**Records from a data source**
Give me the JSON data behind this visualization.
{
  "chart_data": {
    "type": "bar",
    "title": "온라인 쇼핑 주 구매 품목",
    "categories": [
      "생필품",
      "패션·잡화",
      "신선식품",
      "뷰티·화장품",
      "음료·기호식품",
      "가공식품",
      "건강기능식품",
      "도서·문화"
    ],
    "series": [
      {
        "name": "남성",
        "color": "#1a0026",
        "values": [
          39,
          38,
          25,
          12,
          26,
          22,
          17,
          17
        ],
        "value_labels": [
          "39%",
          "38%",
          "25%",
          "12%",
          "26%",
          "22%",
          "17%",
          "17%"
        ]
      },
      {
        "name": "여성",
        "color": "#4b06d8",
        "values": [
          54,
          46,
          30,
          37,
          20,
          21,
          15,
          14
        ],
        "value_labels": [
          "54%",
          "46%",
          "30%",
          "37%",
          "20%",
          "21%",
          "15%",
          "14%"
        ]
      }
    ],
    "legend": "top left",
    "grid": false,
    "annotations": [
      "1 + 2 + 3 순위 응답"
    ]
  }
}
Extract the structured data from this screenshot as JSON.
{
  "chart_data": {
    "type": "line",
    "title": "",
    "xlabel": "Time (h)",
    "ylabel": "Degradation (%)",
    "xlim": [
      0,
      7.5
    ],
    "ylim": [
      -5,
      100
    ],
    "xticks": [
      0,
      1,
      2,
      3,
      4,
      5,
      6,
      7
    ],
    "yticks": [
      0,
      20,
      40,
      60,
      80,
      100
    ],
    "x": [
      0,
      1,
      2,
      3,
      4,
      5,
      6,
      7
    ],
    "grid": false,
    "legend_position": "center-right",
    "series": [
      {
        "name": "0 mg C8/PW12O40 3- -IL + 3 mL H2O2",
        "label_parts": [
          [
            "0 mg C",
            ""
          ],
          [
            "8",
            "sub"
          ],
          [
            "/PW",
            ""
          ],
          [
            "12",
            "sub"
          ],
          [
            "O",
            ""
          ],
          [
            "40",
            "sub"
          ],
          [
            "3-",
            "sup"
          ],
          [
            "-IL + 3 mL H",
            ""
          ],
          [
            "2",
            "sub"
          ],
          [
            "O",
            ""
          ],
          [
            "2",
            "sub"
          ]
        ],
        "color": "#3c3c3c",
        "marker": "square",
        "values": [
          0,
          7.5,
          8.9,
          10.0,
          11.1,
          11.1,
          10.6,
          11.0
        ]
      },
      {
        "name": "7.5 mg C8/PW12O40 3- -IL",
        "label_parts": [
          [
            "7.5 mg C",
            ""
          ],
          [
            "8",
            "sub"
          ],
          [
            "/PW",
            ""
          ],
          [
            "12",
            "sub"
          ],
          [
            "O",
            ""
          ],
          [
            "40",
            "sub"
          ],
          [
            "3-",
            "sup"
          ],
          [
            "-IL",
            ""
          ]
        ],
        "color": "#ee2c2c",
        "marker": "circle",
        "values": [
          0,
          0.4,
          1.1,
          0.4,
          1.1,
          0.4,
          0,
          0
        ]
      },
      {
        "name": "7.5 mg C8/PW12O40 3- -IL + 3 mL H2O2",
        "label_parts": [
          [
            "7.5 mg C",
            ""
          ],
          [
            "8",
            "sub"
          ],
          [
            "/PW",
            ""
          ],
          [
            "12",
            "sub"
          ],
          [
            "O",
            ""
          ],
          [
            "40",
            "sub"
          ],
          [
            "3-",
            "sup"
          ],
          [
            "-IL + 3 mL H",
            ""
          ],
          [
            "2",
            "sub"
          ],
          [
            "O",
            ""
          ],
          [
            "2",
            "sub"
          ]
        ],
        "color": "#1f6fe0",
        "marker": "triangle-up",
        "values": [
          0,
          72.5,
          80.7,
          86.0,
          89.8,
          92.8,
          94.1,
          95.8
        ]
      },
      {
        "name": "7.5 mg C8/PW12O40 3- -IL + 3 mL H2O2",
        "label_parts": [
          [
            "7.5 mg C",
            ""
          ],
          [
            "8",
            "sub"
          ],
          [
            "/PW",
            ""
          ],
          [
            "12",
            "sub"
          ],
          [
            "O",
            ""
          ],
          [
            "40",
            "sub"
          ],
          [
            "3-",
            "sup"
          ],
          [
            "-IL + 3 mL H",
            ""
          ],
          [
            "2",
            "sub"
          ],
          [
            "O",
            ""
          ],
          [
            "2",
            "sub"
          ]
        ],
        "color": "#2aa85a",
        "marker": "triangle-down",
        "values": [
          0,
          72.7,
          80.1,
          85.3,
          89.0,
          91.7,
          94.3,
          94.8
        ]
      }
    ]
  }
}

**Work to be completed**
Write out every entry again exactly, please, with nothing missing.

**Finished task**
Give me the JSON data behind this visualization.
{
  "chart_data": {
    "type": "bar",
    "title": "온라인 쇼핑 주 구매 품목",
    "categories": [
      "생필품",
      "패션·잡화",
      "신선식품",
      "뷰티·화장품",
      "음료·기호식품",
      "가공식품",
      "건강기능식품",
      "도서·문화"
    ],
    "series": [
      {
        "name": "남성",
        "color": "#1a0026",
        "values": [
          39,
          38,
          25,
          12,
          26,
          22,
          17,
          17
        ],
        "value_labels": [
          "39%",
          "38%",
          "25%",
          "12%",
          "26%",
          "22%",
          "17%",
          "17%"
        ]
      },
      {
        "name": "여성",
        "color": "#4b06d8",
        "values": [
          54,
          46,
          30,
          37,
          20,
          21,
          15,
          14
        ],
        "value_labels": [
          "54%",
          "46%",
          "30%",
          "37%",
          "20%",
          "21%",
          "15%",
          "14%"
        ]
      }
    ],
    "legend": "top left",
    "grid": false,
    "annotations": [
      "1 + 2 + 3 순위 응답"
    ]
  }
}
Extract the structured data from this screenshot as JSON.
{
  "chart_data": {
    "type": "line",
    "title": "",
    "xlabel": "Time (h)",
    "ylabel": "Degradation (%)",
    "xlim": [
      0,
      7.5
    ],
    "ylim": [
      -5,
      100
    ],
    "xticks": [
      0,
      1,
      2,
      3,
      4,
      5,
      6,
      7
    ],
    "yticks": [
      0,
      20,
      40,
      60,
      80,
      100
    ],
    "x": [
      0,
      1,
      2,
      3,
      4,
      5,
      6,
      7
    ],
    "grid": false,
    "legend_position": "center-right",
    "series": [
      {
        "name": "0 mg C8/PW12O40 3- -IL + 3 mL H2O2",
        "label_parts": [
          [
            "0 mg C",
            ""
          ],
          [
            "8",
            "sub"
          ],
          [
            "/PW",
            ""
          ],
          [
            "12",
            "sub"
          ],
          [
            "O",
            ""
          ],
          [
            "40",
            "sub"
          ],
          [
            "3-",
            "sup"
          ],
          [
            "-IL + 3 mL H",
            ""
          ],
          [
            "2",
            "sub"
          ],
          [
            "O",
            ""
          ],
          [
            "2",
            "sub"
          ]
        ],
        "color": "#3c3c3c",
        "marker": "square",
        "values": [
          0,
          7.5,
          8.9,
          10.0,
          11.1,
          11.1,
          10.6,
          11.0
        ]
      },
      {
        "name": "7.5 mg C8/PW12O40 3- -IL",
        "label_parts": [
          [
            "7.5 mg C",
            ""
          ],
          [
            "8",
            "sub"
          ],
          [
            "/PW",
            ""
          ],
          [
            "12",
            "sub"
          ],
          [
            "O",
            ""
          ],
          [
            "40",
            "sub"
          ],
          [
            "3-",
            "sup"
          ],
          [
            "-IL",
            ""
          ]
        ],
        "color": "#ee2c2c",
        "marker": "circle",
        "values": [
          0,
          0.4,
          1.1,
          0.4,
          1.1,
          0.4,
          0,
          0
        ]
      },
      {
        "name": "7.5 mg C8/PW12O40 3- -IL + 3 mL H2O2",
        "label_parts": [
          [
            "7.5 mg C",
            ""
          ],
          [
            "8",
            "sub"
          ],
          [
            "/PW",
            ""
          ],
          [
            "12",
            "sub"
          ],
          [
            "O",
            ""
          ],
          [
            "40",
            "sub"
          ],
          [
            "3-",
            "sup"
          ],
          [
            "-IL + 3 mL H",
            ""
          ],
          [
            "2",
            "sub"
          ],
          [
            "O",
            ""
          ],
          [
            "2",
            "sub"
          ]
        ],
        "color": "#1f6fe0",
        "marker": "triangle-up",
        "values": [
          0,
          72.5,
          80.7,
          86.0,
          89.8,
          92.8,
          94.1,
          95.8
        ]
      },
      {
        "name": "7.5 mg C8/PW12O40 3- -IL + 3 mL H2O2",
        "label_parts": [
          [
            "7.5 mg C",
            ""
          ],
          [
            "8",
            "sub"
          ],
          [
            "/PW",
            ""
          ],
          [
            "12",
            "sub"
          ],
          [
            "O",
            ""
          ],
          [
            "40",
            "sub"
          ],
          [
            "3-",
            "sup"
          ],
          [
            "-IL + 3 mL H",
            ""
          ],
          [
            "2",
            "sub"
          ],
          [
            "O",
            ""
          ],
          [
            "2",
            "sub"
          ]
        ],
        "color": "#2aa85a",
        "marker": "triangle-down",
        "values": [
          0,
          72.7,
          80.1,
          85.3,
          89.0,
          91.7,
          94.3,
          94.8
        ]
      }
    ]
  }
}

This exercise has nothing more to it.